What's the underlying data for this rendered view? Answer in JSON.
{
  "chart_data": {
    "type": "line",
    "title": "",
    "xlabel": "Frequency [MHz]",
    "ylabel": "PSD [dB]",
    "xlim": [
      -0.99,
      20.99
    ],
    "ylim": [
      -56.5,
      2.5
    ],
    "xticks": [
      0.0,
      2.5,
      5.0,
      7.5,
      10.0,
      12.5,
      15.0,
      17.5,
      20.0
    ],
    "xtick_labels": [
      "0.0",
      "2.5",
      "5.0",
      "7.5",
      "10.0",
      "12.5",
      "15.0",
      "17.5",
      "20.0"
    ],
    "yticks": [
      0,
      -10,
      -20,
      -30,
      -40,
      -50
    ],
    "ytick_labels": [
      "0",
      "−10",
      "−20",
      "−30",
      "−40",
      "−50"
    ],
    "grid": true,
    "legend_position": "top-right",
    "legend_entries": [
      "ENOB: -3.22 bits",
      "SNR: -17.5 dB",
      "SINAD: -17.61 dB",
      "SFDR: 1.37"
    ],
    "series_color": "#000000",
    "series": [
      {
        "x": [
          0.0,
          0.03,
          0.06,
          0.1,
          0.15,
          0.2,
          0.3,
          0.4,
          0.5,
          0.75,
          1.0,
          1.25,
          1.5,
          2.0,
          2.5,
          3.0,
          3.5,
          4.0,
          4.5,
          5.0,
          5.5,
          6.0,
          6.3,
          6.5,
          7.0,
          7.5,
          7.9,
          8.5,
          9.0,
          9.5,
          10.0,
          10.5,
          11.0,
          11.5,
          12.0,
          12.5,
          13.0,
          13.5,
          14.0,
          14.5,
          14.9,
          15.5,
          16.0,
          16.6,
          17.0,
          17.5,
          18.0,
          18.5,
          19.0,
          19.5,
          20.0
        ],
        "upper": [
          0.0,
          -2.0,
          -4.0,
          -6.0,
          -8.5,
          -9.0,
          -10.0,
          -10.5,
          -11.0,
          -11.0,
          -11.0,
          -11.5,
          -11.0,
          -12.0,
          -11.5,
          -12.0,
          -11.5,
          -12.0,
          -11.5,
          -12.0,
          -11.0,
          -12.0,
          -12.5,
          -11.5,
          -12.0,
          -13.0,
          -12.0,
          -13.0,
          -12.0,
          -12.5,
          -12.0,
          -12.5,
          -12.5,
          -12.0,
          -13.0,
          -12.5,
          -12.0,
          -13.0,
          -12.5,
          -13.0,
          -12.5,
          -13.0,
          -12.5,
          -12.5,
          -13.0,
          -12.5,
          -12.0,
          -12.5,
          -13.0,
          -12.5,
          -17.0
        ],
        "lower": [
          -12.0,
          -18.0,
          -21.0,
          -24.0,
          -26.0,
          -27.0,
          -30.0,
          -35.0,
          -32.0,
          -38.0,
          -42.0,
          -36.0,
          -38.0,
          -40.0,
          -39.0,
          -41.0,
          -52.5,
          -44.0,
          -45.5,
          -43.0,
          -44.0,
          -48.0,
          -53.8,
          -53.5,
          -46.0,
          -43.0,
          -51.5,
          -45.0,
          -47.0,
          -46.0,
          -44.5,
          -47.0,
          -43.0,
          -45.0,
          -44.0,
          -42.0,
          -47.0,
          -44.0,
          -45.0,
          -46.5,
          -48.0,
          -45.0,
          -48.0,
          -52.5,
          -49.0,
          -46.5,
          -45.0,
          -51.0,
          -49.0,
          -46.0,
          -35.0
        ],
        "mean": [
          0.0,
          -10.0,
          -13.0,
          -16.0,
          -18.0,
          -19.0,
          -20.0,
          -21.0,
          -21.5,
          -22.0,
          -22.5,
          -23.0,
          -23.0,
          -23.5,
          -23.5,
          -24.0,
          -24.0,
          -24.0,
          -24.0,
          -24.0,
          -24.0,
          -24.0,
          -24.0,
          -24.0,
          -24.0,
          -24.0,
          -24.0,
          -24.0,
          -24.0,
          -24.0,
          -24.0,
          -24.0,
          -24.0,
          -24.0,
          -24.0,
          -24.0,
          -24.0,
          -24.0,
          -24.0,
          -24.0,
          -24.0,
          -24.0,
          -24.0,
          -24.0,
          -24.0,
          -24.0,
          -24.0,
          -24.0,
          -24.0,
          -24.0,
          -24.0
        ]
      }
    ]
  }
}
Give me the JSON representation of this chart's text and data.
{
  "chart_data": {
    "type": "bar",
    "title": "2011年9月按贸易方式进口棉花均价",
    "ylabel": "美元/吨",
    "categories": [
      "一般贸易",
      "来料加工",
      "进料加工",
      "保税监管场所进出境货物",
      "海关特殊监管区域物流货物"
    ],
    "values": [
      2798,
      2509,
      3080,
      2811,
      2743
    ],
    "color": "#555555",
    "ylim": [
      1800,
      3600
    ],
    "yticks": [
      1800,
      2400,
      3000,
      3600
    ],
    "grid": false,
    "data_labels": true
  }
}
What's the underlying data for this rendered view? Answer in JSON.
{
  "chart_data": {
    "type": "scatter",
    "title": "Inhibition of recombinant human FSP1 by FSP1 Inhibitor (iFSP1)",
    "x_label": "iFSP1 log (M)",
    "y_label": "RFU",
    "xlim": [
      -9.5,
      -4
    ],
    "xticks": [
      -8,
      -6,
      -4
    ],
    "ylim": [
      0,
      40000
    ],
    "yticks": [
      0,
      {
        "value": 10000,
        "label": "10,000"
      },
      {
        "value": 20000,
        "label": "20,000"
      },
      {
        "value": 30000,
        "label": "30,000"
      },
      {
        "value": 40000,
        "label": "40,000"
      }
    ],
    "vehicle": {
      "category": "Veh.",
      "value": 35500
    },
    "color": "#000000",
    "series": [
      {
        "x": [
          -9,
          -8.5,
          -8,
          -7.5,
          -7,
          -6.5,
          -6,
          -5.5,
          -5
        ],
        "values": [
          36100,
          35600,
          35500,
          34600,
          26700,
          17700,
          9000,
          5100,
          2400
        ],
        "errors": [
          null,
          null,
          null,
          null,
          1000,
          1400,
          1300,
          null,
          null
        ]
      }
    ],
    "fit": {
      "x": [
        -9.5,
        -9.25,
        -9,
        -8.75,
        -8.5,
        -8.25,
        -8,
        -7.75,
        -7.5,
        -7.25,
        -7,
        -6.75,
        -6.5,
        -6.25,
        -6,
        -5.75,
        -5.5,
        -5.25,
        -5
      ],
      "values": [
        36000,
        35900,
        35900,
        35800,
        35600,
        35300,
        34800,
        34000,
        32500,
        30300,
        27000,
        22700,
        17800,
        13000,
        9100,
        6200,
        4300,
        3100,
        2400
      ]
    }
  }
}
***
_BRIEF_
Go over the records above and tally each line that includes "title". Give the total by itself.

_ANSWER BELOW_
3